►

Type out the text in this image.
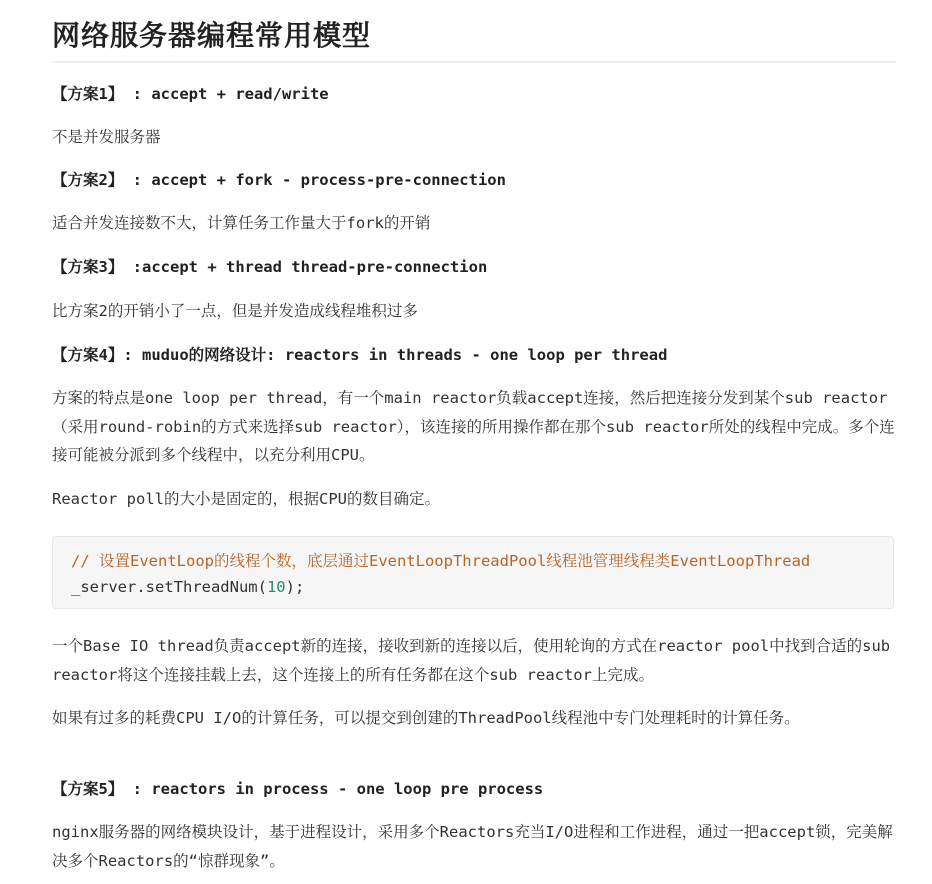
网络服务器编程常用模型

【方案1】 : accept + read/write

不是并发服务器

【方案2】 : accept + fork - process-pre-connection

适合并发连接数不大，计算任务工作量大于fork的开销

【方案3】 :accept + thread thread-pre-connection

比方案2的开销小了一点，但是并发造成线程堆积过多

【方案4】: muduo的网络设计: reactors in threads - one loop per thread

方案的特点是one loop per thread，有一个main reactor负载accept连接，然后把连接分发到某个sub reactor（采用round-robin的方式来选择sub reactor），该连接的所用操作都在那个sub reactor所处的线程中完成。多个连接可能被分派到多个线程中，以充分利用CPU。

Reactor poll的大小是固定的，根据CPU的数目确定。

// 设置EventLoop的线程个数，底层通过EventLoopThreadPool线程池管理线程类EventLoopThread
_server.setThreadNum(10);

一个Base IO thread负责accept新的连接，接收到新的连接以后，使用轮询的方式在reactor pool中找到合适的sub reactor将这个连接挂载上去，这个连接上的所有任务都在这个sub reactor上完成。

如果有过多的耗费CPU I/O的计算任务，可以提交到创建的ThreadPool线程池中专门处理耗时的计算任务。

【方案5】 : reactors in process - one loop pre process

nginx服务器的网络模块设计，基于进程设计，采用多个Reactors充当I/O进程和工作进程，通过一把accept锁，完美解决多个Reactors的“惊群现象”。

◄

Requirement:
Transcribe every record above exactly, leaving out the pictures.

Exercise response:
Type out the text in this image.
网络服务器编程常用模型

【方案1】 : accept + read/write

不是并发服务器

【方案2】 : accept + fork - process-pre-connection

适合并发连接数不大，计算任务工作量大于fork的开销

【方案3】 :accept + thread thread-pre-connection

比方案2的开销小了一点，但是并发造成线程堆积过多

【方案4】: muduo的网络设计: reactors in threads - one loop per thread

方案的特点是one loop per thread，有一个main reactor负载accept连接，然后把连接分发到某个sub reactor（采用round-robin的方式来选择sub reactor），该连接的所用操作都在那个sub reactor所处的线程中完成。多个连接可能被分派到多个线程中，以充分利用CPU。

Reactor poll的大小是固定的，根据CPU的数目确定。

// 设置EventLoop的线程个数，底层通过EventLoopThreadPool线程池管理线程类EventLoopThread
_server.setThreadNum(10);

一个Base IO thread负责accept新的连接，接收到新的连接以后，使用轮询的方式在reactor pool中找到合适的sub reactor将这个连接挂载上去，这个连接上的所有任务都在这个sub reactor上完成。

如果有过多的耗费CPU I/O的计算任务，可以提交到创建的ThreadPool线程池中专门处理耗时的计算任务。

【方案5】 : reactors in process - one loop pre process

nginx服务器的网络模块设计，基于进程设计，采用多个Reactors充当I/O进程和工作进程，通过一把accept锁，完美解决多个Reactors的“惊群现象”。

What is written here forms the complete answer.